* **Input records**

————

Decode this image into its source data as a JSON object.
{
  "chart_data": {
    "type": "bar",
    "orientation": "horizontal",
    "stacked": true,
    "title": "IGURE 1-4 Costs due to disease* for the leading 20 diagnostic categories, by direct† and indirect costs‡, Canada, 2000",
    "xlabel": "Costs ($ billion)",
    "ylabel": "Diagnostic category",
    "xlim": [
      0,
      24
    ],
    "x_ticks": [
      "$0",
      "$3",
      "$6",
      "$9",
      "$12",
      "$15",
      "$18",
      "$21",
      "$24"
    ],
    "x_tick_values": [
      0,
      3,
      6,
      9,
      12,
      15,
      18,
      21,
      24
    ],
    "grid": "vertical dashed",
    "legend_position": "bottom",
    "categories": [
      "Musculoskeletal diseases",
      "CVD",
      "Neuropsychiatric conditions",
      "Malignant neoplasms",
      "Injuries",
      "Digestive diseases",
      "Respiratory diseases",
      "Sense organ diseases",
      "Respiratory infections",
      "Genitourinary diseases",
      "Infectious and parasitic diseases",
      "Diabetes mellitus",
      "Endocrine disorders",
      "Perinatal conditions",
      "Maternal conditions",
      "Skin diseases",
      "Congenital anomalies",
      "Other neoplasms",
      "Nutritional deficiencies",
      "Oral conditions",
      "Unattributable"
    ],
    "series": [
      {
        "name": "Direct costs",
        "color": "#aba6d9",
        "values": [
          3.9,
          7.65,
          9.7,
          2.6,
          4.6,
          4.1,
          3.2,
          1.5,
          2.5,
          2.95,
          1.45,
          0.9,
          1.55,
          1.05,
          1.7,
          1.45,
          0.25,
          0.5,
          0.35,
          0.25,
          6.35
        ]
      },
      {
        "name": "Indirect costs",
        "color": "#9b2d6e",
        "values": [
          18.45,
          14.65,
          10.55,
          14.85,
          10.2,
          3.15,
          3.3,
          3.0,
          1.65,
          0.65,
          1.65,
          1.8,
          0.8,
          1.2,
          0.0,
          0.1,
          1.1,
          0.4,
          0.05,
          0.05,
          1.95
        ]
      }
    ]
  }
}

————

* **Work instructions**
Copy out the data shown above without altering anything.

* **Reply to the exercise**
Decode this image into its source data as a JSON object.
{
  "chart_data": {
    "type": "bar",
    "orientation": "horizontal",
    "stacked": true,
    "title": "IGURE 1-4 Costs due to disease* for the leading 20 diagnostic categories, by direct† and indirect costs‡, Canada, 2000",
    "xlabel": "Costs ($ billion)",
    "ylabel": "Diagnostic category",
    "xlim": [
      0,
      24
    ],
    "x_ticks": [
      "$0",
      "$3",
      "$6",
      "$9",
      "$12",
      "$15",
      "$18",
      "$21",
      "$24"
    ],
    "x_tick_values": [
      0,
      3,
      6,
      9,
      12,
      15,
      18,
      21,
      24
    ],
    "grid": "vertical dashed",
    "legend_position": "bottom",
    "categories": [
      "Musculoskeletal diseases",
      "CVD",
      "Neuropsychiatric conditions",
      "Malignant neoplasms",
      "Injuries",
      "Digestive diseases",
      "Respiratory diseases",
      "Sense organ diseases",
      "Respiratory infections",
      "Genitourinary diseases",
      "Infectious and parasitic diseases",
      "Diabetes mellitus",
      "Endocrine disorders",
      "Perinatal conditions",
      "Maternal conditions",
      "Skin diseases",
      "Congenital anomalies",
      "Other neoplasms",
      "Nutritional deficiencies",
      "Oral conditions",
      "Unattributable"
    ],
    "series": [
      {
        "name": "Direct costs",
        "color": "#aba6d9",
        "values": [
          3.9,
          7.65,
          9.7,
          2.6,
          4.6,
          4.1,
          3.2,
          1.5,
          2.5,
          2.95,
          1.45,
          0.9,
          1.55,
          1.05,
          1.7,
          1.45,
          0.25,
          0.5,
          0.35,
          0.25,
          6.35
        ]
      },
      {
        "name": "Indirect costs",
        "color": "#9b2d6e",
        "values": [
          18.45,
          14.65,
          10.55,
          14.85,
          10.2,
          3.15,
          3.3,
          3.0,
          1.65,
          0.65,
          1.65,
          1.8,
          0.8,
          1.2,
          0.0,
          0.1,
          1.1,
          0.4,
          0.05,
          0.05,
          1.95
        ]
      }
    ]
  }
}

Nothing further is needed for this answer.